ACTIONS TO TAKE:
**1.** Please quote the shell transformer passage word for word, starting with "4. The coil" and going on through "impulse voltage distribution.".
**2.** Name every person mentioned in the shell transformer passage.

PASSAGE:
________
By in Transformers | August 8, 2016

When purchasing a power transformer, a choice between two main construction technologies available on the market must be made; whether to purchase the more commonly available core-form construction or to opt for a shell form transformer. The shell transformer was developed by William Stanley in 1886 by turning out the earlier Lucien Gaulard and John Dixon Gibbs “induction coil” design to produce the first reliable commercial shell form power transformer. This development led to George Westinghouse being granted US Patent 366362A for the first shell transformer on July 12, 1887 based on the work of William Stanley.

Since 1887, shell transformer technology has evolved by continuous refinement and advancement by many manufacturers across the globe to offer unique transformer application solutions:

Through Fault Withstand Capability

  1. The shell design reduces the total short circuit stresses experienced within coil groups by increasing the number of coils groups in each winding.
  2. The short circuit forces within successive coil groups are in the opposite direction tending to keep the phase in compression during a fault.
  3. Shell form insulation structure experiences lower stress levels during a short circuit fault due to the large coil area.
  4. The coil groups are supported by the core and tank to form an integral system to resist short circuit forces.

Insulation System & Effect of Over-voltages

  1. Shell coil systems have very high coil-to-coil capacitance and low coil-to-ground capacitance, consequently improving impulse voltage distribution.
  2. Since the ratio of coil-to-coil to coil-to-ground capacitance is relatively large, the voltage distribution within coils is nearly linear even with fast rising surge voltages.
________
PROVIDED DATA:

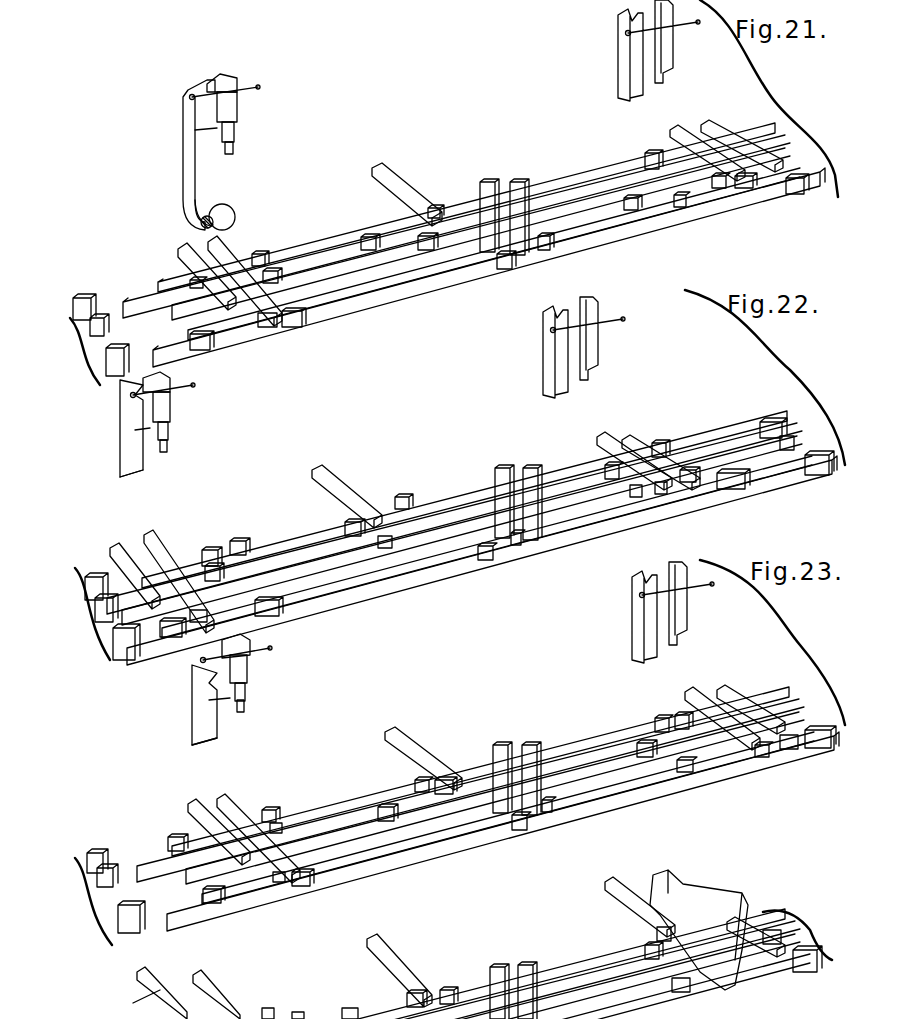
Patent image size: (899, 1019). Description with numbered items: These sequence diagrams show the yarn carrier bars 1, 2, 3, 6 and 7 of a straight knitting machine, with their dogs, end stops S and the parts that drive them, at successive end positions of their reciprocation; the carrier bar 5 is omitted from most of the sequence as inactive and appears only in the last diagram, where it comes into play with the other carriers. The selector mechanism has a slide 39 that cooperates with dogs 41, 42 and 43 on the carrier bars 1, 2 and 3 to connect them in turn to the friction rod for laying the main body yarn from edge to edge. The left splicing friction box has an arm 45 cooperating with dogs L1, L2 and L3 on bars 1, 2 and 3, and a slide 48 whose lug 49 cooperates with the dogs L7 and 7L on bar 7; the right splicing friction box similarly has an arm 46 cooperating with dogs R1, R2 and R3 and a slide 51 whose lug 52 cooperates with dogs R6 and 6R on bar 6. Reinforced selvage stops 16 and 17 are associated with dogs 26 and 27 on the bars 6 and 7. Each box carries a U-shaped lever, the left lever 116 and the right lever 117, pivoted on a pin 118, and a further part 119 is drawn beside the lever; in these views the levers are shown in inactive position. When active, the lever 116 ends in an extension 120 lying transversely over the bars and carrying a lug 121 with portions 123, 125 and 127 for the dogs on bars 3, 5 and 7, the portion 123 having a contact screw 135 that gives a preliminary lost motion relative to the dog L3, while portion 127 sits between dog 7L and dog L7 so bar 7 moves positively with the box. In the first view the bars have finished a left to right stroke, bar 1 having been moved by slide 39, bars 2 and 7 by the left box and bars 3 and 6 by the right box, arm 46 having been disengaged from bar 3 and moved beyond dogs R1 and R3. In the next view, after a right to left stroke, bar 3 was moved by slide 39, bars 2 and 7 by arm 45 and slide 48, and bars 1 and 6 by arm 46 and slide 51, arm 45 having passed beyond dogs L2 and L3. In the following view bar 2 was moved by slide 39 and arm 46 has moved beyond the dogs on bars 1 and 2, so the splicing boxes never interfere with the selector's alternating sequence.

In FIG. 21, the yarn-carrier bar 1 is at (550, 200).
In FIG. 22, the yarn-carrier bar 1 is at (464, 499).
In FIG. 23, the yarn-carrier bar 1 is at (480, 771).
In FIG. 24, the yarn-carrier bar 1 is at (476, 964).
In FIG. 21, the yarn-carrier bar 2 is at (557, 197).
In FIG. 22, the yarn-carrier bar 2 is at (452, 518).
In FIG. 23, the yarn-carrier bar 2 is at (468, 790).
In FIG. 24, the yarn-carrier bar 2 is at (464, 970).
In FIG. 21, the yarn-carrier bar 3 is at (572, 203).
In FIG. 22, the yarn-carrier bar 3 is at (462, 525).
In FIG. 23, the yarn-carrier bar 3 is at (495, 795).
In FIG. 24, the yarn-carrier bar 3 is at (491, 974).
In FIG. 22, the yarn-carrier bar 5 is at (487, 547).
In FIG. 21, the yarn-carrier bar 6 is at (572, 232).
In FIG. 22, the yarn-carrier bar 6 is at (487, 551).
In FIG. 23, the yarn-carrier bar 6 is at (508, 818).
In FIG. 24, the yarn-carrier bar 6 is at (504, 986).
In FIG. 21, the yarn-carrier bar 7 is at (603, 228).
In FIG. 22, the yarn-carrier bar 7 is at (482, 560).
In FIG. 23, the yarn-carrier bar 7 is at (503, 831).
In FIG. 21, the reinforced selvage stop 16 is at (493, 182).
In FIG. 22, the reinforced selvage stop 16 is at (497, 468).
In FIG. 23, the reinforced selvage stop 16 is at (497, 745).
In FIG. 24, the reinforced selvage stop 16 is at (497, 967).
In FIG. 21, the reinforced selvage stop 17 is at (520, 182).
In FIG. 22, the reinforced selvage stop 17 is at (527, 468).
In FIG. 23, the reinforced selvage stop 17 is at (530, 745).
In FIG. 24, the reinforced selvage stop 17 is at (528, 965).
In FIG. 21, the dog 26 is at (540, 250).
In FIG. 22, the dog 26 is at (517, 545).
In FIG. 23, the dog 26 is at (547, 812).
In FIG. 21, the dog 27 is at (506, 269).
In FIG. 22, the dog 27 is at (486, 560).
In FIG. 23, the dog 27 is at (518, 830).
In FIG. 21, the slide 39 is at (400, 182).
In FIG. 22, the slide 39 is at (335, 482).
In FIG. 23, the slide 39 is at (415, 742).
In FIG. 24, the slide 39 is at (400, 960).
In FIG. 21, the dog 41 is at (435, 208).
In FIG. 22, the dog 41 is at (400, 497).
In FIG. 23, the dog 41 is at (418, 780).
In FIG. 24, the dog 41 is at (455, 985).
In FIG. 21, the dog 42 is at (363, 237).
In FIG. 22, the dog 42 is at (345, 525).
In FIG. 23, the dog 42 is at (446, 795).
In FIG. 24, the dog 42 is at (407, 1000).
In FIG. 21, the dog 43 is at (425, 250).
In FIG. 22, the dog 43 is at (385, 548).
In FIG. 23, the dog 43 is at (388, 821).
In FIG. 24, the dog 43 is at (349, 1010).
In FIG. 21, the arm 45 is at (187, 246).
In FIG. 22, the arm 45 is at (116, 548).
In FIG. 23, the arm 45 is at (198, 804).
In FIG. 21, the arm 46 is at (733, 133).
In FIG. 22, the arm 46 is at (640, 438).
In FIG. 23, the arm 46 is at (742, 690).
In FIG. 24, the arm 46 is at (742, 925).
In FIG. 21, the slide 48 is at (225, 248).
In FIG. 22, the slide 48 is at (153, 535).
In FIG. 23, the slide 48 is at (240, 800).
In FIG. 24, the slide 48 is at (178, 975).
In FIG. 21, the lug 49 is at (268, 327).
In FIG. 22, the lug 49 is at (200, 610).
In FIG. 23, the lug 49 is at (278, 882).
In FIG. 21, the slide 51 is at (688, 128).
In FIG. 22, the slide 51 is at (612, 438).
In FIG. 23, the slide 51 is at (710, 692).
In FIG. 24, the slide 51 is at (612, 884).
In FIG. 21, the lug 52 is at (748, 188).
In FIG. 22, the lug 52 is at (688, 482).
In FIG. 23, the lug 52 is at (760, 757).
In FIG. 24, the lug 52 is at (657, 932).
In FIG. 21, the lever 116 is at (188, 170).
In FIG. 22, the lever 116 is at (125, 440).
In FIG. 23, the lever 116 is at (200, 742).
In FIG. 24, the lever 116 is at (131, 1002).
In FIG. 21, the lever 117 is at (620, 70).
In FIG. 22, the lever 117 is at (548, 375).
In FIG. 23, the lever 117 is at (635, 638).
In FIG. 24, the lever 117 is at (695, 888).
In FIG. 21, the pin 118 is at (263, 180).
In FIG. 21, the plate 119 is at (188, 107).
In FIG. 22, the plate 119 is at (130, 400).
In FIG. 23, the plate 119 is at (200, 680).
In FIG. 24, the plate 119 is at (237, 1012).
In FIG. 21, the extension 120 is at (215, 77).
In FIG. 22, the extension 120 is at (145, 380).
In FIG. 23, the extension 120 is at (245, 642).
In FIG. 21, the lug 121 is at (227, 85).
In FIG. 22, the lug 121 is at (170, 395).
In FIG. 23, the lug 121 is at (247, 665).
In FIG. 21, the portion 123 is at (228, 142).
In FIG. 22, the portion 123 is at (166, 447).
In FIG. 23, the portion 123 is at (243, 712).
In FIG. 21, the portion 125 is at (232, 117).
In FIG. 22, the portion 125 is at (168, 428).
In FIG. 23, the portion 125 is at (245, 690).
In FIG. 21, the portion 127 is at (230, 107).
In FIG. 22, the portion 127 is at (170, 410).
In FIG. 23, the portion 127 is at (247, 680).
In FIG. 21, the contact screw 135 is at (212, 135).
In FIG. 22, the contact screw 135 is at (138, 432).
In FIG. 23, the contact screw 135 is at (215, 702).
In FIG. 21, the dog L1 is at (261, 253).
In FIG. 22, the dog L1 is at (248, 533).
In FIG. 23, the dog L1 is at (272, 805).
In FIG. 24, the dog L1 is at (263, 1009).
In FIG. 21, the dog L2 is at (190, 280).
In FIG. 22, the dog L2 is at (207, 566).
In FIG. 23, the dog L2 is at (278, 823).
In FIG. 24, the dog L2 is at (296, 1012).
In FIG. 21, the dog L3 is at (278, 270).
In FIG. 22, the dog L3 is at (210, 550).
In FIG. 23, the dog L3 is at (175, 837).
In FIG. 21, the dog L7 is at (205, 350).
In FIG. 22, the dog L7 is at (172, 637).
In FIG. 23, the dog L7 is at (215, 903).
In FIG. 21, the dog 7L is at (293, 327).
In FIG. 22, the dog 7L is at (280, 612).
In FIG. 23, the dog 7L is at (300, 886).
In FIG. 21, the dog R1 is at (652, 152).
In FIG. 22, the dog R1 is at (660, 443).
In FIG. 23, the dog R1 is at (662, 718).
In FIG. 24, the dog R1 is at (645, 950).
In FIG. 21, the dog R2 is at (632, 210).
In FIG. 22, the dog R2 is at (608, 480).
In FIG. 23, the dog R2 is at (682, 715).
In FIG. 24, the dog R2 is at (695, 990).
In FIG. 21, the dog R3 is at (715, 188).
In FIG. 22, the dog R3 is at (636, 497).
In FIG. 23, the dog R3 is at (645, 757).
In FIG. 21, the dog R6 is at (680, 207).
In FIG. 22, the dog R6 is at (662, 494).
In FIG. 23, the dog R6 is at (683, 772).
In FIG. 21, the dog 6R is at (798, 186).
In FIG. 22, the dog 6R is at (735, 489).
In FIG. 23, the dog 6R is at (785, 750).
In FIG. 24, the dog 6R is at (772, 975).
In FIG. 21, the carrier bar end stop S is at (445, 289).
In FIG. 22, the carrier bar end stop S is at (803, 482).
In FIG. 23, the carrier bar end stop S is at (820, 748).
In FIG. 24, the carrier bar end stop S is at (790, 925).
________
EXERCISE RESPONSES:
**1.**
4. The coil groups are supported by the core and tank to form an integral system to resist short circuit forces.

Insulation System & Effect of Over-voltages

  1. Shell coil systems have very high coil-to-coil capacitance and low coil-to-ground capacitance, consequently improving impulse voltage distribution.

**2.** William Stanley, Lucien Gaulard, John Dixon Gibbs, George Westinghouse